- What to work on
Extract, from the records beneath this instruction, each line that contains the word "title".

Dataset rows about figures
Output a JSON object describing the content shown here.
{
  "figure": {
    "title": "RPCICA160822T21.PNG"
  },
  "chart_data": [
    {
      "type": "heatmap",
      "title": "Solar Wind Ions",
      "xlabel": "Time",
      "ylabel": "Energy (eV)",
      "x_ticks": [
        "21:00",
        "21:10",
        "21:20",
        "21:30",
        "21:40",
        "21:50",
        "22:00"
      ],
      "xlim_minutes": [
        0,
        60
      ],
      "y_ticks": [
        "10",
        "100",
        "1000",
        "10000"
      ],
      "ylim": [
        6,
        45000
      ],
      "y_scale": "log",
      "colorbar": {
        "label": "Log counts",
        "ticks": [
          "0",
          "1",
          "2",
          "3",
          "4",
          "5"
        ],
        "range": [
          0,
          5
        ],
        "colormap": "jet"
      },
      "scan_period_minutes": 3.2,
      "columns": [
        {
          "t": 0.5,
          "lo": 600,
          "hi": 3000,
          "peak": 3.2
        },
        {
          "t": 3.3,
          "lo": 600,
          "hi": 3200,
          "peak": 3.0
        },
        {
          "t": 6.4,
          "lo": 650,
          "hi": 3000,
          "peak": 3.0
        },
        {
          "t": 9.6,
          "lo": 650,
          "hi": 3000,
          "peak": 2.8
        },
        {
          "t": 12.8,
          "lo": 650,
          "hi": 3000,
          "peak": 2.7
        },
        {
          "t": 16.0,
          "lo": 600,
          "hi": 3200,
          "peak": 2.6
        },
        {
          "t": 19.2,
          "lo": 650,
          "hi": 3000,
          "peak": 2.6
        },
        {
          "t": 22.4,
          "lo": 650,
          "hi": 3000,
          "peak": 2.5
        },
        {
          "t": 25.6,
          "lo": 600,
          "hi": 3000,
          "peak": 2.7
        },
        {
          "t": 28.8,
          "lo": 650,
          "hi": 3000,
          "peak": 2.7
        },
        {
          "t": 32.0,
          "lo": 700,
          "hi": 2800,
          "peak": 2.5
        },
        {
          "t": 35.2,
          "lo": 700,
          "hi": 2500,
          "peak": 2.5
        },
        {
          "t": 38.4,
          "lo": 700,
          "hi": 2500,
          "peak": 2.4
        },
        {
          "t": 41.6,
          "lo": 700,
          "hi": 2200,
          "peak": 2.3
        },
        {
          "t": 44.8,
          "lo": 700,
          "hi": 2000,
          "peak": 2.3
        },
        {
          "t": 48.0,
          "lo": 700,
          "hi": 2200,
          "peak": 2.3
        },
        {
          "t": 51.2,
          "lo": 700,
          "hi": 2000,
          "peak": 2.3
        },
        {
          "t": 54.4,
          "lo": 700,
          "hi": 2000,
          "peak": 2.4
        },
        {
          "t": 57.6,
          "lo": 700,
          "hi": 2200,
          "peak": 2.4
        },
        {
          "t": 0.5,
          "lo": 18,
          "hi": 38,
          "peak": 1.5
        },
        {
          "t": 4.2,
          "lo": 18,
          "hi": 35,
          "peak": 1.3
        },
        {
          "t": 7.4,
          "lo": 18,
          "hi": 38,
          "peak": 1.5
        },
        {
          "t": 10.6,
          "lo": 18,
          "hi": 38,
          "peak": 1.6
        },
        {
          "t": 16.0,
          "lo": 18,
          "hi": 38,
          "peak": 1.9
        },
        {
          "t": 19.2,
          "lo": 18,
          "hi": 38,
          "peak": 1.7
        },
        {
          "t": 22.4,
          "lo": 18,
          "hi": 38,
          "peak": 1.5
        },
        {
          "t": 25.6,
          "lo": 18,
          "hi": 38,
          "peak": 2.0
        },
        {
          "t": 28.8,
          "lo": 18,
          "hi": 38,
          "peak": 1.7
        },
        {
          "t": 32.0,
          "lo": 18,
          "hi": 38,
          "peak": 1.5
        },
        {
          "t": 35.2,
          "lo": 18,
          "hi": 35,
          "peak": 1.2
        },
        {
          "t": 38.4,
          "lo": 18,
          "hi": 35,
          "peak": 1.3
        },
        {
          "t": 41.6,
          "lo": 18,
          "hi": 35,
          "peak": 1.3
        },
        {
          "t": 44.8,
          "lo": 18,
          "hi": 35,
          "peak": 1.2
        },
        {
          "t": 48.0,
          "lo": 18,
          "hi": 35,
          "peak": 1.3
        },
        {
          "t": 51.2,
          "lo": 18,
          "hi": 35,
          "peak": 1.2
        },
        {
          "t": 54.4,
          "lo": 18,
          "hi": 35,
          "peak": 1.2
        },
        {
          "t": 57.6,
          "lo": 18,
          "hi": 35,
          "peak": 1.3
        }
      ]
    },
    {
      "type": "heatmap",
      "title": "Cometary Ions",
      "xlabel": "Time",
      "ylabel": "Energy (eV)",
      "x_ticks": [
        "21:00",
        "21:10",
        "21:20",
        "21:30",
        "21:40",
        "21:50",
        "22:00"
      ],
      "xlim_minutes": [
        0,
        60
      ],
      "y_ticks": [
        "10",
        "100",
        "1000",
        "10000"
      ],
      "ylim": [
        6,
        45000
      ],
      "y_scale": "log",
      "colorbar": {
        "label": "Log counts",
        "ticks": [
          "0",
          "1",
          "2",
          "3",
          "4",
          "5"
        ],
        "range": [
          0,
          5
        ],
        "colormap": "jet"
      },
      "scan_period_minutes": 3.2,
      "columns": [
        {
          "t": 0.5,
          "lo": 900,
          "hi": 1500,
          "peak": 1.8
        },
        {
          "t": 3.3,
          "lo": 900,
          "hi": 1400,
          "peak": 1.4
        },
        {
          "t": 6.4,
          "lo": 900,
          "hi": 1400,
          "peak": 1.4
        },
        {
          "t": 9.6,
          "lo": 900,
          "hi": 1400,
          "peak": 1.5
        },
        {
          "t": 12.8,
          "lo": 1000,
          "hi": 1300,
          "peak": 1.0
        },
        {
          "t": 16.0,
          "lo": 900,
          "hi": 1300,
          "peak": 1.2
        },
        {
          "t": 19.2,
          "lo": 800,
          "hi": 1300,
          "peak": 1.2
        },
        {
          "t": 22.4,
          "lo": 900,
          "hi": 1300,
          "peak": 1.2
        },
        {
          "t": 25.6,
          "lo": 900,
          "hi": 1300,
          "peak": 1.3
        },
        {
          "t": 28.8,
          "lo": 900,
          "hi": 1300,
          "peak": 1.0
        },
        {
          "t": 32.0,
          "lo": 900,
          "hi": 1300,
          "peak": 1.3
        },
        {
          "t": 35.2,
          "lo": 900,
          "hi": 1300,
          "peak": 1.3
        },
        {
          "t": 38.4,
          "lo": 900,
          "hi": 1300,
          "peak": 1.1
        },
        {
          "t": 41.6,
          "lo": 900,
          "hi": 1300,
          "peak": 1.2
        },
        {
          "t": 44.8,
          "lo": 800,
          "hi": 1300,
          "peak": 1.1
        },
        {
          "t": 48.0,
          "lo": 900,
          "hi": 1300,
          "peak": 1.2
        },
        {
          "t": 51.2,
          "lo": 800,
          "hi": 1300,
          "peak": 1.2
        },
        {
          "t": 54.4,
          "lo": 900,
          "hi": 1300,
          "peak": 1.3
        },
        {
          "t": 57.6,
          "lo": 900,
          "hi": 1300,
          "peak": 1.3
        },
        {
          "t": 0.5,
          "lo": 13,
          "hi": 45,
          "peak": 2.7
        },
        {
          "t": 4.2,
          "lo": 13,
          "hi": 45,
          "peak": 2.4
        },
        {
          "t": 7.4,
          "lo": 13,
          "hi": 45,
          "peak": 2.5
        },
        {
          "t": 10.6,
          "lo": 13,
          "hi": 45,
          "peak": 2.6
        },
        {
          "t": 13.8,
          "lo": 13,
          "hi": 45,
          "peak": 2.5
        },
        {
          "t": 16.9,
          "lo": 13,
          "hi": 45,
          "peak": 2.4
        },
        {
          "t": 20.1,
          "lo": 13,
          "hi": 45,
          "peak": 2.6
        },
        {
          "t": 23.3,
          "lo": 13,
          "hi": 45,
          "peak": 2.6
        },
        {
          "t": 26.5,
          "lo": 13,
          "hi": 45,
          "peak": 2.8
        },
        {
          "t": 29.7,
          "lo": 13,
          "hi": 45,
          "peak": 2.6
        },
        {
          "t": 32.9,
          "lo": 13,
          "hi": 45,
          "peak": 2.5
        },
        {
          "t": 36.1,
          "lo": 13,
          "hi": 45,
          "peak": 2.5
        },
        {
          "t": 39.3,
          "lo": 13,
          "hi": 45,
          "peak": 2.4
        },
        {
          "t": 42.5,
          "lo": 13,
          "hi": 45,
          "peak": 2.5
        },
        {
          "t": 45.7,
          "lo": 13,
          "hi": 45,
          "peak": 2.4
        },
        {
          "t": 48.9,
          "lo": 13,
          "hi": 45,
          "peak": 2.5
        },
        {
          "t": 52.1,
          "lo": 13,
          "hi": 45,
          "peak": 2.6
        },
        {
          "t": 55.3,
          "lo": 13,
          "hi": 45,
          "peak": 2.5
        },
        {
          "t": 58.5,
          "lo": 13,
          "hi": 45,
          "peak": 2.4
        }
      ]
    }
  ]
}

- Solution for this exercise
    "title": "RPCICA160822T21.PNG"
      "title": "Solar Wind Ions",
      "title": "Cometary Ions",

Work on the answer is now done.